_Task_:
Reproduce the rows word for word from the first one down to and including the line that contains "pencil-mark: 1 [37, 109, 43, 122]".

-------- Exercise materials --------

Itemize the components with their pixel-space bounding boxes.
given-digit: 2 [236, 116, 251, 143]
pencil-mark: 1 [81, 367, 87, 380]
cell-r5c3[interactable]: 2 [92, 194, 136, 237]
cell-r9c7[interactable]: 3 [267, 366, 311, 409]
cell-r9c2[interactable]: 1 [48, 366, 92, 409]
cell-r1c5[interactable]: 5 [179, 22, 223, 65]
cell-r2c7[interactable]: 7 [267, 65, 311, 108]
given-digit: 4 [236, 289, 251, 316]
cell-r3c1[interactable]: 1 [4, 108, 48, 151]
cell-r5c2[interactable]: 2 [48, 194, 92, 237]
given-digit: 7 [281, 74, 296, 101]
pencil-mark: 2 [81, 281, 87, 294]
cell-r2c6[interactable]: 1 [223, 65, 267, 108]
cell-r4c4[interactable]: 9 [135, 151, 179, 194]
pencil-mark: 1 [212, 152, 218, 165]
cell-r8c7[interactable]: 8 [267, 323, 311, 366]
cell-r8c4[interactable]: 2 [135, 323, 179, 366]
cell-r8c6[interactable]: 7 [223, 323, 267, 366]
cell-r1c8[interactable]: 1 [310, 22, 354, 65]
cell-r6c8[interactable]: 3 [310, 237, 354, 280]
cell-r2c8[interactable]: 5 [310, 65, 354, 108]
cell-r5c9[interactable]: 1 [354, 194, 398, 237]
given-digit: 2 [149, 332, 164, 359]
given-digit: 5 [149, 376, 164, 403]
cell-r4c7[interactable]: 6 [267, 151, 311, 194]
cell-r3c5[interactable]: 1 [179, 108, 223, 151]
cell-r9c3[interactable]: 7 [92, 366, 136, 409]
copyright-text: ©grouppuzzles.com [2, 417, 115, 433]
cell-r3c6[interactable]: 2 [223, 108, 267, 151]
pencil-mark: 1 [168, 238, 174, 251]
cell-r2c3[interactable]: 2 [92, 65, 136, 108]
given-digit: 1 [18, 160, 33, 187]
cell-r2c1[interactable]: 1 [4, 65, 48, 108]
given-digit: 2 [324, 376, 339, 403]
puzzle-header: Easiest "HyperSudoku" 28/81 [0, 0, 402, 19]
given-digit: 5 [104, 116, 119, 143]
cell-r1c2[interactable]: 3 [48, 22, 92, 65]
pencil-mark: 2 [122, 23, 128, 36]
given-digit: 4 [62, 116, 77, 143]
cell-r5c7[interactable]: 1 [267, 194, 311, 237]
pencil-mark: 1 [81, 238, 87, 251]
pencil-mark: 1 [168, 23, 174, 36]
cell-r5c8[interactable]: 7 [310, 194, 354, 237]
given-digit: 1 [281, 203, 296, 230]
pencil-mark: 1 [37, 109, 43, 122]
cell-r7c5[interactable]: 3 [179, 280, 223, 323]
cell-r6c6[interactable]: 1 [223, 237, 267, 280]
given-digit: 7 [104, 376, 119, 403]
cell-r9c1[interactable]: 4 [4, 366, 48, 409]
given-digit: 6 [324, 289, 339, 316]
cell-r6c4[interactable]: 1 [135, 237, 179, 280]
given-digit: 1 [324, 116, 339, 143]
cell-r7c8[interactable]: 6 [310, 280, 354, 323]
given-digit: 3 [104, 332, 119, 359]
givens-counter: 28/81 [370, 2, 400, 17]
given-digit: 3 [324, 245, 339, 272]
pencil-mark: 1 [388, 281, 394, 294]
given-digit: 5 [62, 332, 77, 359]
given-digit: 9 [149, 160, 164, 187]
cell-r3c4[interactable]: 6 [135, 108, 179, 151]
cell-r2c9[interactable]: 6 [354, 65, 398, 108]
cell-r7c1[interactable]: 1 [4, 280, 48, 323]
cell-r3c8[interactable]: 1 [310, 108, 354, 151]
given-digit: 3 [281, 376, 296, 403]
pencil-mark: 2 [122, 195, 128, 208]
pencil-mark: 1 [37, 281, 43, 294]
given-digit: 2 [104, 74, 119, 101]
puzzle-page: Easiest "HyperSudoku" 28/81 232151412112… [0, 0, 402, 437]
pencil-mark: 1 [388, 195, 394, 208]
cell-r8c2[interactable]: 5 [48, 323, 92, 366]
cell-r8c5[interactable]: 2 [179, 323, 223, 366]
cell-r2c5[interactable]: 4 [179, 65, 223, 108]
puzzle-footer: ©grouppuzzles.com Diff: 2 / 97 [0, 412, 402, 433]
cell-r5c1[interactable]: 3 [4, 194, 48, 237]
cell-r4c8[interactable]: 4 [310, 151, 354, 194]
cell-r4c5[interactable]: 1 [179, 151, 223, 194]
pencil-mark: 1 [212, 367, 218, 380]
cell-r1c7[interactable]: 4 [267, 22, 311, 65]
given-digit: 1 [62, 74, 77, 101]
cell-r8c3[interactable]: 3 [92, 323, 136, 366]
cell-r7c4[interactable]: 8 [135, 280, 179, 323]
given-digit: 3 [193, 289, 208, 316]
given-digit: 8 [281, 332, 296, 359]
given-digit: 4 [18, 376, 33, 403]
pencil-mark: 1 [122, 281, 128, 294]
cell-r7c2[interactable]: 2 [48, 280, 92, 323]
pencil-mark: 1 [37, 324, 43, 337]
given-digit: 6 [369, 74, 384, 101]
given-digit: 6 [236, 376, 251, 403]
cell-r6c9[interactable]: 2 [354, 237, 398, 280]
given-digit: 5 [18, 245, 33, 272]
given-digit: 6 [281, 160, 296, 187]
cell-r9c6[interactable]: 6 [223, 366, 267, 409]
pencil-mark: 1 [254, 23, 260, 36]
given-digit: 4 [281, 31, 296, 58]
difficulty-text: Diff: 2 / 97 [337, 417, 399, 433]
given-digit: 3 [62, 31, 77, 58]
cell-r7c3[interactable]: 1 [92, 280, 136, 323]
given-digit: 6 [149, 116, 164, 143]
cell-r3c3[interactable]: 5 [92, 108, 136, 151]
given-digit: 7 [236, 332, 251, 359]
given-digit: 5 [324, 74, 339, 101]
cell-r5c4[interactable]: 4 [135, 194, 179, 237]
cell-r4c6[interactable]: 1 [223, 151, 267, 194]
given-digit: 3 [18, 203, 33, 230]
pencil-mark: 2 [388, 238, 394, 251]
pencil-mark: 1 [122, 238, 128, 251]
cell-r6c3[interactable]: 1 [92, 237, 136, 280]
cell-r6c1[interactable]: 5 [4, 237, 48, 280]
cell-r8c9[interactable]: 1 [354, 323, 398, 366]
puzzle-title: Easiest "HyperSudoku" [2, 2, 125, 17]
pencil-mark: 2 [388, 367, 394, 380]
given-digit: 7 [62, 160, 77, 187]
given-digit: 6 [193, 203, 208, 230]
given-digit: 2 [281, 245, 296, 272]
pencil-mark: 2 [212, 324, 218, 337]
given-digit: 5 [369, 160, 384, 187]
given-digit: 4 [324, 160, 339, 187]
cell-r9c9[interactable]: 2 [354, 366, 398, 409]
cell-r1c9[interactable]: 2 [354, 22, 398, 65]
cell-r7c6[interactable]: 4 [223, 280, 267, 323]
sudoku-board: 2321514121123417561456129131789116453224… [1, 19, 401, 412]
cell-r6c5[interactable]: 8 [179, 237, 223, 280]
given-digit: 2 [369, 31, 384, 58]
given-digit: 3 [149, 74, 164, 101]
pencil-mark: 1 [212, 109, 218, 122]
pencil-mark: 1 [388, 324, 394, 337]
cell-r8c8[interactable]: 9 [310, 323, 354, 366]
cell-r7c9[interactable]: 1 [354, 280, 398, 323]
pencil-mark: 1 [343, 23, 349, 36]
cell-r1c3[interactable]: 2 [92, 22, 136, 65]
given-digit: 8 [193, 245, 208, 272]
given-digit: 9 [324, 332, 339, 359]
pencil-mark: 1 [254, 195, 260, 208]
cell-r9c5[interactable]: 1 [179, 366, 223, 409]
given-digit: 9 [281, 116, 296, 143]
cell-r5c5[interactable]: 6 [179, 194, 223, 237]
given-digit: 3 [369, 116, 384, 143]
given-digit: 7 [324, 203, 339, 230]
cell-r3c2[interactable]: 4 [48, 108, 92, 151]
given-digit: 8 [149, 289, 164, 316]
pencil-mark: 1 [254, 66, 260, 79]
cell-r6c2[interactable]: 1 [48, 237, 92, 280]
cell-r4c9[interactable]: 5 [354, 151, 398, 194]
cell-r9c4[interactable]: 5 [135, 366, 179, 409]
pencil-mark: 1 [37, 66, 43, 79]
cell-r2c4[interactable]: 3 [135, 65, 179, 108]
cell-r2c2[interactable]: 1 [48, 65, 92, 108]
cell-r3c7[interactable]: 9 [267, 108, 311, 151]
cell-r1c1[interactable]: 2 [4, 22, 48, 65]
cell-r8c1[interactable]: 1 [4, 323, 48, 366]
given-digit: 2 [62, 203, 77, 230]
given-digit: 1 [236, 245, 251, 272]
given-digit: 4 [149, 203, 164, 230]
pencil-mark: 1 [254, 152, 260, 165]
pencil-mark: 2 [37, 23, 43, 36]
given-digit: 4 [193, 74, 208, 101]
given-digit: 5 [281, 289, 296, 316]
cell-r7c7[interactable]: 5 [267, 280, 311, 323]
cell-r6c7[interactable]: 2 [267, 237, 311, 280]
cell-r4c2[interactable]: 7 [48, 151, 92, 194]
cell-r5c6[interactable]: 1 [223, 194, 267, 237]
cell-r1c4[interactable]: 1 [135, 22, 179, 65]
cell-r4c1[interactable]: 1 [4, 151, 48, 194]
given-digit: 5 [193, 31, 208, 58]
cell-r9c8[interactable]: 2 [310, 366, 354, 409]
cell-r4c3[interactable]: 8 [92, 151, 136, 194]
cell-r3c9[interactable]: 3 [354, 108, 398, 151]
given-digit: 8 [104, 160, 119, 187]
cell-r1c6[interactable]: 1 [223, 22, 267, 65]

--------

_Correct response_:
Itemize the components with their pixel-space bounding boxes.
given-digit: 2 [236, 116, 251, 143]
pencil-mark: 1 [81, 367, 87, 380]
cell-r5c3[interactable]: 2 [92, 194, 136, 237]
cell-r9c7[interactable]: 3 [267, 366, 311, 409]
cell-r9c2[interactable]: 1 [48, 366, 92, 409]
cell-r1c5[interactable]: 5 [179, 22, 223, 65]
cell-r2c7[interactable]: 7 [267, 65, 311, 108]
given-digit: 4 [236, 289, 251, 316]
cell-r3c1[interactable]: 1 [4, 108, 48, 151]
cell-r5c2[interactable]: 2 [48, 194, 92, 237]
given-digit: 7 [281, 74, 296, 101]
pencil-mark: 2 [81, 281, 87, 294]
cell-r2c6[interactable]: 1 [223, 65, 267, 108]
cell-r4c4[interactable]: 9 [135, 151, 179, 194]
pencil-mark: 1 [212, 152, 218, 165]
cell-r8c7[interactable]: 8 [267, 323, 311, 366]
cell-r8c4[interactable]: 2 [135, 323, 179, 366]
cell-r8c6[interactable]: 7 [223, 323, 267, 366]
cell-r1c8[interactable]: 1 [310, 22, 354, 65]
cell-r6c8[interactable]: 3 [310, 237, 354, 280]
cell-r2c8[interactable]: 5 [310, 65, 354, 108]
cell-r5c9[interactable]: 1 [354, 194, 398, 237]
given-digit: 2 [149, 332, 164, 359]
given-digit: 5 [149, 376, 164, 403]
cell-r4c7[interactable]: 6 [267, 151, 311, 194]
cell-r3c5[interactable]: 1 [179, 108, 223, 151]
cell-r9c3[interactable]: 7 [92, 366, 136, 409]
copyright-text: ©grouppuzzles.com [2, 417, 115, 433]
cell-r3c6[interactable]: 2 [223, 108, 267, 151]
pencil-mark: 1 [168, 238, 174, 251]
cell-r2c3[interactable]: 2 [92, 65, 136, 108]
given-digit: 1 [18, 160, 33, 187]
cell-r2c1[interactable]: 1 [4, 65, 48, 108]
given-digit: 2 [324, 376, 339, 403]
puzzle-header: Easiest "HyperSudoku" 28/81 [0, 0, 402, 19]
given-digit: 5 [104, 116, 119, 143]
cell-r1c2[interactable]: 3 [48, 22, 92, 65]
pencil-mark: 2 [122, 23, 128, 36]
given-digit: 4 [62, 116, 77, 143]
cell-r5c7[interactable]: 1 [267, 194, 311, 237]
pencil-mark: 1 [81, 238, 87, 251]
pencil-mark: 1 [168, 23, 174, 36]
cell-r5c8[interactable]: 7 [310, 194, 354, 237]
given-digit: 1 [281, 203, 296, 230]
pencil-mark: 1 [37, 109, 43, 122]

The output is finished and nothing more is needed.